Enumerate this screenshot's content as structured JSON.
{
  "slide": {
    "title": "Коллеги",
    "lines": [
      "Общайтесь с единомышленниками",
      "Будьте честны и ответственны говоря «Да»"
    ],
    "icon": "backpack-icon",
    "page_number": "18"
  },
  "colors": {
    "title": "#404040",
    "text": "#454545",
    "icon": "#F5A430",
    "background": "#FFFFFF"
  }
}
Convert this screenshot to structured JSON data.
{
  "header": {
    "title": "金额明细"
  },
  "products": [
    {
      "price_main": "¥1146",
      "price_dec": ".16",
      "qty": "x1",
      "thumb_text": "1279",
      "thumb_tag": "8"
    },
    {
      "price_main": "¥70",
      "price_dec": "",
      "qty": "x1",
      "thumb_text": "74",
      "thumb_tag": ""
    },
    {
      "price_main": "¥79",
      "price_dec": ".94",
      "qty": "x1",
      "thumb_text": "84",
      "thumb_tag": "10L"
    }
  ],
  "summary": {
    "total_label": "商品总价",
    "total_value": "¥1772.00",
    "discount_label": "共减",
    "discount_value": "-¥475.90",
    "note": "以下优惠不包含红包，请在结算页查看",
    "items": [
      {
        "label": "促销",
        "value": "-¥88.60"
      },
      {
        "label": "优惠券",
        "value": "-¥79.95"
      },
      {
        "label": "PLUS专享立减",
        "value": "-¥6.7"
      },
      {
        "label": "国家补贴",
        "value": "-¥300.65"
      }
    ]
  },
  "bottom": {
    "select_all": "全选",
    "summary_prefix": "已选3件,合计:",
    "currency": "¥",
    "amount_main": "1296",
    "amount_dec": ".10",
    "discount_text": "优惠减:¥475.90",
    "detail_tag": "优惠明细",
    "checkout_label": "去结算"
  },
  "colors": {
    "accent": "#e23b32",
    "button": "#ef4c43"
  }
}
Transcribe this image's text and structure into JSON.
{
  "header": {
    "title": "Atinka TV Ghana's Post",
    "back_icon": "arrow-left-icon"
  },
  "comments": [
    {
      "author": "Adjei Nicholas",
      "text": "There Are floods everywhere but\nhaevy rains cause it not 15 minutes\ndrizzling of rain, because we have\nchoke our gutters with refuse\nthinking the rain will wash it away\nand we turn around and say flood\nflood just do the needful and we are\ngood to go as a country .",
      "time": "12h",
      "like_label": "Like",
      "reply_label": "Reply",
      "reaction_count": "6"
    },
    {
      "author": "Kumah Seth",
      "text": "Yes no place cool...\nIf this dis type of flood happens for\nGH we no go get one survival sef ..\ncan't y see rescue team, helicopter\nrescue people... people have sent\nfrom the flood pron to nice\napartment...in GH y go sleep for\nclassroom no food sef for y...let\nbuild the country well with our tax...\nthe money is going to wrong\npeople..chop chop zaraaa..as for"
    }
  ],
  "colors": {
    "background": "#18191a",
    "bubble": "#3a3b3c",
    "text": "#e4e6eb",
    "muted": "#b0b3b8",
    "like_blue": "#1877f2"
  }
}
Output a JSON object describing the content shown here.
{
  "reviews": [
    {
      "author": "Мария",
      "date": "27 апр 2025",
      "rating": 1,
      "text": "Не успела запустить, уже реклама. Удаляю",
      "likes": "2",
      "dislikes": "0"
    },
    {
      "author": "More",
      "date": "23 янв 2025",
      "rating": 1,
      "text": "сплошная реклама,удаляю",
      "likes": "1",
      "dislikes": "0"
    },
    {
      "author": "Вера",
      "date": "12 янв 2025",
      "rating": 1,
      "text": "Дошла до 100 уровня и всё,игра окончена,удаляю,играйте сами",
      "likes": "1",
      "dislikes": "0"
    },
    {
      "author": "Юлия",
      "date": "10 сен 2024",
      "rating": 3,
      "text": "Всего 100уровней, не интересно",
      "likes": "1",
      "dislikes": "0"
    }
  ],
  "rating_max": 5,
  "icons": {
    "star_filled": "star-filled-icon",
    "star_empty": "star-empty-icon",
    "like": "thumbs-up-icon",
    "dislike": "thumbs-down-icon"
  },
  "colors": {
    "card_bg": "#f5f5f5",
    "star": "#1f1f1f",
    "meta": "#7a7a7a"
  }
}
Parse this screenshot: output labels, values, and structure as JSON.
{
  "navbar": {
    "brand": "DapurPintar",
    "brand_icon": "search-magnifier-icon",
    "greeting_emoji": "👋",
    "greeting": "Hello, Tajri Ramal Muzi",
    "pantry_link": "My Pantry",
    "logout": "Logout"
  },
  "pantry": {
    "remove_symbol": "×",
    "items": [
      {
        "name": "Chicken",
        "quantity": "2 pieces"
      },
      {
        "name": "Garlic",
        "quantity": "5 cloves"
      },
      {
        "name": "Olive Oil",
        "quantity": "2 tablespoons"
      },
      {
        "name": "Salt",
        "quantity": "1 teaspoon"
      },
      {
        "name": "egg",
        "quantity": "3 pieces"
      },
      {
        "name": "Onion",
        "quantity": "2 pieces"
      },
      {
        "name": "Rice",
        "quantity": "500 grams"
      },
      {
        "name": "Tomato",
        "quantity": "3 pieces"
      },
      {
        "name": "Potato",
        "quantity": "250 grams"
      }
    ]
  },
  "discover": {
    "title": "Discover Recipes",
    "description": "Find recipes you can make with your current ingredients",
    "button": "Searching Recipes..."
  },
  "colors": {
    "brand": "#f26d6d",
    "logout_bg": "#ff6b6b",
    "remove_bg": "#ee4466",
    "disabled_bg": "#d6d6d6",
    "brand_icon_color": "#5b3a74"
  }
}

※ ※ ※

- **YOUR INSTRUCTIONS**
Write out each line of the data that holds the string "screenshot".

- **COMPLETE OUTPUT**
Enumerate this screenshot's content as structured JSON.
Convert this screenshot to structured JSON data.
Parse this screenshot: output labels, values, and structure as JSON.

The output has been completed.